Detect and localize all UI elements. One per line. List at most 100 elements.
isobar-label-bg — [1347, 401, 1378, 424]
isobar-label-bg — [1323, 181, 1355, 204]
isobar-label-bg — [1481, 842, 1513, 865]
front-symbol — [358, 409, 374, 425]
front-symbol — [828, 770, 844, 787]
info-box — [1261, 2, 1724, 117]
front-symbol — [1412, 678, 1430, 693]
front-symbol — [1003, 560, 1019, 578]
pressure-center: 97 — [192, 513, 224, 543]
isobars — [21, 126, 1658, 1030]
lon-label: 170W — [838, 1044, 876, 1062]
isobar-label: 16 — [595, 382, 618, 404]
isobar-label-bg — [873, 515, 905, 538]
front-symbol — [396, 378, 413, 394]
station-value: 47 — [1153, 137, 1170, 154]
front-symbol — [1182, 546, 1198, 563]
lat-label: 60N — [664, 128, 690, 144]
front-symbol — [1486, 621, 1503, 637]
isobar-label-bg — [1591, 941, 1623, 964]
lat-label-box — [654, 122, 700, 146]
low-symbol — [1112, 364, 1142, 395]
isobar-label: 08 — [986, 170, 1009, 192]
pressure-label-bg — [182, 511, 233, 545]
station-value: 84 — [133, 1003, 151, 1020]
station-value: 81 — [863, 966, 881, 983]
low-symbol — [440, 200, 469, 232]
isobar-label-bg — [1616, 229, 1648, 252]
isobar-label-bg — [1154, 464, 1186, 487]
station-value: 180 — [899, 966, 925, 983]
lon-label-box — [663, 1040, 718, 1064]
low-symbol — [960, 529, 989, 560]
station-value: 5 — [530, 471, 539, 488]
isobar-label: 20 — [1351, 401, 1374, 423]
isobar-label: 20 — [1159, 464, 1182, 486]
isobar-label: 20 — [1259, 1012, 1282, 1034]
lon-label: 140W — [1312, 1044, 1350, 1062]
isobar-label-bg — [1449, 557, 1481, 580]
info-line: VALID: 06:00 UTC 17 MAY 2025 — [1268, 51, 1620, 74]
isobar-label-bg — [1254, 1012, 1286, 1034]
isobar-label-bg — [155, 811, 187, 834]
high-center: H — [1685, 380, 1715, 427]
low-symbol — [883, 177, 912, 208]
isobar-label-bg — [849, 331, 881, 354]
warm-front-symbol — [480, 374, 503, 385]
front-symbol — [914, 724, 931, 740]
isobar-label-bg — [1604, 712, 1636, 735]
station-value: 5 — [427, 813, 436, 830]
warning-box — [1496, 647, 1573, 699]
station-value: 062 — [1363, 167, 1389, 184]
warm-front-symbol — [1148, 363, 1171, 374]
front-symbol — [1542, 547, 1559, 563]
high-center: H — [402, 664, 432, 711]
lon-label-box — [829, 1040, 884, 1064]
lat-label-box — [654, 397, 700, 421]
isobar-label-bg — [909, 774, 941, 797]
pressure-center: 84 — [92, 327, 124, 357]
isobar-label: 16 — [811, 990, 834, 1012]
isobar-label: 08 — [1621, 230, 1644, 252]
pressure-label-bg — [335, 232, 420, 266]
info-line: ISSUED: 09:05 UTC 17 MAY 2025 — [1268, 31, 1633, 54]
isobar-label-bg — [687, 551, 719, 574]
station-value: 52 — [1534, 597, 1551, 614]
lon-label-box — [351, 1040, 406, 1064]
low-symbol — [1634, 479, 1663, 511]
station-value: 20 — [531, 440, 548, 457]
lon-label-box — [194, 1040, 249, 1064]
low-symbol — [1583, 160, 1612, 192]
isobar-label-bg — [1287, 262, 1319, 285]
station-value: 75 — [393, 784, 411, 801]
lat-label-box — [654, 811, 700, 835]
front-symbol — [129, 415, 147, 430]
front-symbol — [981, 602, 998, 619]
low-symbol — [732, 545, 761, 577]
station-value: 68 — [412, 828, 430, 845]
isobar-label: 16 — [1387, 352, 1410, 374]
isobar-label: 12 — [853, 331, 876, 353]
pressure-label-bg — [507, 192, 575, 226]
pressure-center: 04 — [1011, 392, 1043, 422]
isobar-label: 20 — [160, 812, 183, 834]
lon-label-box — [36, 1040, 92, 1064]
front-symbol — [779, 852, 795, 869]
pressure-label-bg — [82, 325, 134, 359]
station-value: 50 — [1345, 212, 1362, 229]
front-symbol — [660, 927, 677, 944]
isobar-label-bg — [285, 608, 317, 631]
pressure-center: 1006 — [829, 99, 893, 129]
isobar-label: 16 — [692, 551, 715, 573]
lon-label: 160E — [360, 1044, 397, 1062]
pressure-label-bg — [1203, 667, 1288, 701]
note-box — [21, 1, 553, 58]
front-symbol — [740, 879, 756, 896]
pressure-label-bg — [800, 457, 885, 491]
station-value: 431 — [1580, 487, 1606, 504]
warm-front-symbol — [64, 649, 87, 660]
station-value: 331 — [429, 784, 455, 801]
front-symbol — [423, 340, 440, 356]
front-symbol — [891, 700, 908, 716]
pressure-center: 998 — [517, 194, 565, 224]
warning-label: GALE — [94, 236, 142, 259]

************

**Exercise objective**
Can you copy out every row above, word for word and in the same order?

**Result**
Detect and localize all UI elements. One per line. List at most 100 elements.
isobar-label-bg — [1347, 401, 1378, 424]
isobar-label-bg — [1323, 181, 1355, 204]
isobar-label-bg — [1481, 842, 1513, 865]
front-symbol — [358, 409, 374, 425]
front-symbol — [828, 770, 844, 787]
info-box — [1261, 2, 1724, 117]
front-symbol — [1412, 678, 1430, 693]
front-symbol — [1003, 560, 1019, 578]
pressure-center: 97 — [192, 513, 224, 543]
isobars — [21, 126, 1658, 1030]
lon-label: 170W — [838, 1044, 876, 1062]
isobar-label: 16 — [595, 382, 618, 404]
isobar-label-bg — [873, 515, 905, 538]
front-symbol — [396, 378, 413, 394]
station-value: 47 — [1153, 137, 1170, 154]
front-symbol — [1182, 546, 1198, 563]
lat-label: 60N — [664, 128, 690, 144]
front-symbol — [1486, 621, 1503, 637]
isobar-label-bg — [1591, 941, 1623, 964]
lat-label-box — [654, 122, 700, 146]
low-symbol — [1112, 364, 1142, 395]
isobar-label: 08 — [986, 170, 1009, 192]
pressure-label-bg — [182, 511, 233, 545]
station-value: 84 — [133, 1003, 151, 1020]
station-value: 81 — [863, 966, 881, 983]
low-symbol — [440, 200, 469, 232]
isobar-label-bg — [1616, 229, 1648, 252]
isobar-label-bg — [1154, 464, 1186, 487]
station-value: 180 — [899, 966, 925, 983]
lon-label-box — [663, 1040, 718, 1064]
low-symbol — [960, 529, 989, 560]
station-value: 5 — [530, 471, 539, 488]
isobar-label: 20 — [1351, 401, 1374, 423]
isobar-label: 20 — [1159, 464, 1182, 486]
isobar-label: 20 — [1259, 1012, 1282, 1034]
lon-label: 140W — [1312, 1044, 1350, 1062]
isobar-label-bg — [1449, 557, 1481, 580]
info-line: VALID: 06:00 UTC 17 MAY 2025 — [1268, 51, 1620, 74]
isobar-label-bg — [1254, 1012, 1286, 1034]
isobar-label-bg — [155, 811, 187, 834]
high-center: H — [1685, 380, 1715, 427]
low-symbol — [883, 177, 912, 208]
isobar-label-bg — [849, 331, 881, 354]
warm-front-symbol — [480, 374, 503, 385]
front-symbol — [914, 724, 931, 740]
isobar-label-bg — [1604, 712, 1636, 735]
station-value: 5 — [427, 813, 436, 830]
warning-box — [1496, 647, 1573, 699]
station-value: 062 — [1363, 167, 1389, 184]
warm-front-symbol — [1148, 363, 1171, 374]
front-symbol — [1542, 547, 1559, 563]
high-center: H — [402, 664, 432, 711]
lon-label-box — [829, 1040, 884, 1064]
lat-label-box — [654, 397, 700, 421]
isobar-label-bg — [909, 774, 941, 797]
pressure-center: 84 — [92, 327, 124, 357]
isobar-label: 16 — [811, 990, 834, 1012]
isobar-label: 08 — [1621, 230, 1644, 252]
pressure-label-bg — [335, 232, 420, 266]
info-line: ISSUED: 09:05 UTC 17 MAY 2025 — [1268, 31, 1633, 54]
isobar-label-bg — [687, 551, 719, 574]
station-value: 52 — [1534, 597, 1551, 614]
lon-label-box — [351, 1040, 406, 1064]
low-symbol — [1634, 479, 1663, 511]
station-value: 20 — [531, 440, 548, 457]
lon-label-box — [194, 1040, 249, 1064]
low-symbol — [1583, 160, 1612, 192]
isobar-label-bg — [1287, 262, 1319, 285]
station-value: 75 — [393, 784, 411, 801]
lat-label-box — [654, 811, 700, 835]
front-symbol — [129, 415, 147, 430]
front-symbol — [981, 602, 998, 619]
low-symbol — [732, 545, 761, 577]
station-value: 68 — [412, 828, 430, 845]
isobar-label: 16 — [1387, 352, 1410, 374]
isobar-label: 12 — [853, 331, 876, 353]
pressure-label-bg — [507, 192, 575, 226]
pressure-center: 04 — [1011, 392, 1043, 422]
isobar-label: 20 — [160, 812, 183, 834]
lon-label-box — [36, 1040, 92, 1064]
front-symbol — [779, 852, 795, 869]
pressure-label-bg — [82, 325, 134, 359]
station-value: 50 — [1345, 212, 1362, 229]
front-symbol — [660, 927, 677, 944]
isobar-label-bg — [285, 608, 317, 631]
pressure-center: 1006 — [829, 99, 893, 129]
isobar-label: 16 — [692, 551, 715, 573]
lon-label: 160E — [360, 1044, 397, 1062]
pressure-label-bg — [1203, 667, 1288, 701]
note-box — [21, 1, 553, 58]
front-symbol — [740, 879, 756, 896]
pressure-label-bg — [800, 457, 885, 491]
station-value: 431 — [1580, 487, 1606, 504]
warm-front-symbol — [64, 649, 87, 660]
station-value: 331 — [429, 784, 455, 801]
front-symbol — [423, 340, 440, 356]
front-symbol — [891, 700, 908, 716]
pressure-center: 998 — [517, 194, 565, 224]
warning-label: GALE — [94, 236, 142, 259]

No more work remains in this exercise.